(Stated goal) Reproduce all of the rows below verbatim, leaving every character unchanged.
↓↓↓
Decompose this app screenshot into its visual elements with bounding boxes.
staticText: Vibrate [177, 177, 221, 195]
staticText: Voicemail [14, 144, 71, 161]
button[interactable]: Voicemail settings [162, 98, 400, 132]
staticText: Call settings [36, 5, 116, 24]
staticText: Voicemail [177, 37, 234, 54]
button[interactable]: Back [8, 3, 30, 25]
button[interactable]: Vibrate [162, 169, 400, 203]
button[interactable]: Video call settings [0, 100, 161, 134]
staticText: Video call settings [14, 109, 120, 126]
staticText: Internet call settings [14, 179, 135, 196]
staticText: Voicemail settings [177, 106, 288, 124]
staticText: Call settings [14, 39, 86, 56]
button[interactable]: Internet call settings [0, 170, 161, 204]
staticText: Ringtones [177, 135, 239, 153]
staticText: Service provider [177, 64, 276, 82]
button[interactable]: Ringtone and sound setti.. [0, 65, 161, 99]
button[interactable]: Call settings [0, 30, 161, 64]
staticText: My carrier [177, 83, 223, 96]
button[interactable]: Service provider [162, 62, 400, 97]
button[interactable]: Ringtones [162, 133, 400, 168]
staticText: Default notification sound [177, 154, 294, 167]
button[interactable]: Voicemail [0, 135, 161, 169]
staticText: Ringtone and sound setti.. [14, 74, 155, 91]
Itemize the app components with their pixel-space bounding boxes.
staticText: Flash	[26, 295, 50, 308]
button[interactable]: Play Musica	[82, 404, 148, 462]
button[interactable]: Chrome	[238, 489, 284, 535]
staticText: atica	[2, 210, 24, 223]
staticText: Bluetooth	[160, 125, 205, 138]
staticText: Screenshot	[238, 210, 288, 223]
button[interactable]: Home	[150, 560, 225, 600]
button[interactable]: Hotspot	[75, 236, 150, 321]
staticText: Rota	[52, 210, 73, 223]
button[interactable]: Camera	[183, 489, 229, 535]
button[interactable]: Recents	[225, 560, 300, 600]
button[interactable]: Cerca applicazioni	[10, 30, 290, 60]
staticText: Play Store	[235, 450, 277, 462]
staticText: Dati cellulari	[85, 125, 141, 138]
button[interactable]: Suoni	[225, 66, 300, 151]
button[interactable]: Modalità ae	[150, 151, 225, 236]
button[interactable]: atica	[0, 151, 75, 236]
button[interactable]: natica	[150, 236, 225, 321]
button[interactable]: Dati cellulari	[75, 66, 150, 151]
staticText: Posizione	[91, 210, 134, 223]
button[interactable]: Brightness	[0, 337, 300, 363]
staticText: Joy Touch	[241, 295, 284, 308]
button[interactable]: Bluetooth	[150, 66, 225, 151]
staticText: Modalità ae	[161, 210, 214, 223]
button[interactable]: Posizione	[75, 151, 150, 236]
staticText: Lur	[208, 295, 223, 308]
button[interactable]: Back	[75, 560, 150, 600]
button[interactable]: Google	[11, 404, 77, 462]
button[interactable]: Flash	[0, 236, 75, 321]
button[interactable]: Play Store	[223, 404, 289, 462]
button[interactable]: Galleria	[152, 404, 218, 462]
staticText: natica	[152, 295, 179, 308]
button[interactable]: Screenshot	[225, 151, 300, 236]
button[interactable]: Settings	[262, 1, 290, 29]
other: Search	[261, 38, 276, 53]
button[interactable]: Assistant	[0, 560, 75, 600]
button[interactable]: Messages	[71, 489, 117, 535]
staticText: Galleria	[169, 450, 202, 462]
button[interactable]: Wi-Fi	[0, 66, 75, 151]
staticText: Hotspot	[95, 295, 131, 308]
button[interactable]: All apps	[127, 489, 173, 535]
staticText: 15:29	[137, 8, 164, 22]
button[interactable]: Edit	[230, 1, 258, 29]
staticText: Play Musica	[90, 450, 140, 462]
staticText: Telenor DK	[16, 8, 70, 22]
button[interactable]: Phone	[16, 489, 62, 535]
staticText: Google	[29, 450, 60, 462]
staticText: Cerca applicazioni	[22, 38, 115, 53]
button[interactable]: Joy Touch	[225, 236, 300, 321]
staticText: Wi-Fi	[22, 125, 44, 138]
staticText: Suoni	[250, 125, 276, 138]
↑↑↑
(Solution for this task)
Decompose this app screenshot into its visual elements with bounding boxes.
staticText: Vibrate [177, 177, 221, 195]
staticText: Voicemail [14, 144, 71, 161]
button[interactable]: Voicemail settings [162, 98, 400, 132]
staticText: Call settings [36, 5, 116, 24]
staticText: Voicemail [177, 37, 234, 54]
button[interactable]: Back [8, 3, 30, 25]
button[interactable]: Vibrate [162, 169, 400, 203]
button[interactable]: Video call settings [0, 100, 161, 134]
staticText: Video call settings [14, 109, 120, 126]
staticText: Internet call settings [14, 179, 135, 196]
staticText: Voicemail settings [177, 106, 288, 124]
staticText: Call settings [14, 39, 86, 56]
button[interactable]: Internet call settings [0, 170, 161, 204]
staticText: Ringtones [177, 135, 239, 153]
staticText: Service provider [177, 64, 276, 82]
button[interactable]: Ringtone and sound setti.. [0, 65, 161, 99]
button[interactable]: Call settings [0, 30, 161, 64]
staticText: My carrier [177, 83, 223, 96]
button[interactable]: Service provider [162, 62, 400, 97]
button[interactable]: Ringtones [162, 133, 400, 168]
staticText: Default notification sound [177, 154, 294, 167]
button[interactable]: Voicemail [0, 135, 161, 169]
staticText: Ringtone and sound setti.. [14, 74, 155, 91]
Itemize the app components with their pixel-space bounding boxes.
staticText: Flash	[26, 295, 50, 308]
button[interactable]: Play Musica	[82, 404, 148, 462]
button[interactable]: Chrome	[238, 489, 284, 535]
staticText: atica	[2, 210, 24, 223]
staticText: Bluetooth	[160, 125, 205, 138]
staticText: Screenshot	[238, 210, 288, 223]
button[interactable]: Home	[150, 560, 225, 600]
button[interactable]: Hotspot	[75, 236, 150, 321]
staticText: Rota	[52, 210, 73, 223]
button[interactable]: Camera	[183, 489, 229, 535]
button[interactable]: Recents	[225, 560, 300, 600]
button[interactable]: Cerca applicazioni	[10, 30, 290, 60]
staticText: Play Store	[235, 450, 277, 462]
staticText: Dati cellulari	[85, 125, 141, 138]
button[interactable]: Suoni	[225, 66, 300, 151]
button[interactable]: Modalità ae	[150, 151, 225, 236]
button[interactable]: atica	[0, 151, 75, 236]
button[interactable]: natica	[150, 236, 225, 321]
button[interactable]: Dati cellulari	[75, 66, 150, 151]
staticText: Posizione	[91, 210, 134, 223]
button[interactable]: Brightness	[0, 337, 300, 363]
staticText: Joy Touch	[241, 295, 284, 308]
button[interactable]: Bluetooth	[150, 66, 225, 151]
staticText: Modalità ae	[161, 210, 214, 223]
button[interactable]: Posizione	[75, 151, 150, 236]
staticText: Lur	[208, 295, 223, 308]
button[interactable]: Back	[75, 560, 150, 600]
button[interactable]: Google	[11, 404, 77, 462]
button[interactable]: Flash	[0, 236, 75, 321]
button[interactable]: Play Store	[223, 404, 289, 462]
button[interactable]: Galleria	[152, 404, 218, 462]
staticText: natica	[152, 295, 179, 308]
button[interactable]: Screenshot	[225, 151, 300, 236]
button[interactable]: Settings	[262, 1, 290, 29]
other: Search	[261, 38, 276, 53]
button[interactable]: Assistant	[0, 560, 75, 600]
button[interactable]: Messages	[71, 489, 117, 535]
staticText: Galleria	[169, 450, 202, 462]
button[interactable]: Wi-Fi	[0, 66, 75, 151]
staticText: Hotspot	[95, 295, 131, 308]
button[interactable]: All apps	[127, 489, 173, 535]
staticText: 15:29	[137, 8, 164, 22]
button[interactable]: Edit	[230, 1, 258, 29]
staticText: Play Musica	[90, 450, 140, 462]
staticText: Telenor DK	[16, 8, 70, 22]
button[interactable]: Phone	[16, 489, 62, 535]
staticText: Google	[29, 450, 60, 462]
staticText: Cerca applicazioni	[22, 38, 115, 53]
button[interactable]: Joy Touch	[225, 236, 300, 321]
staticText: Wi-Fi	[22, 125, 44, 138]
staticText: Suoni	[250, 125, 276, 138]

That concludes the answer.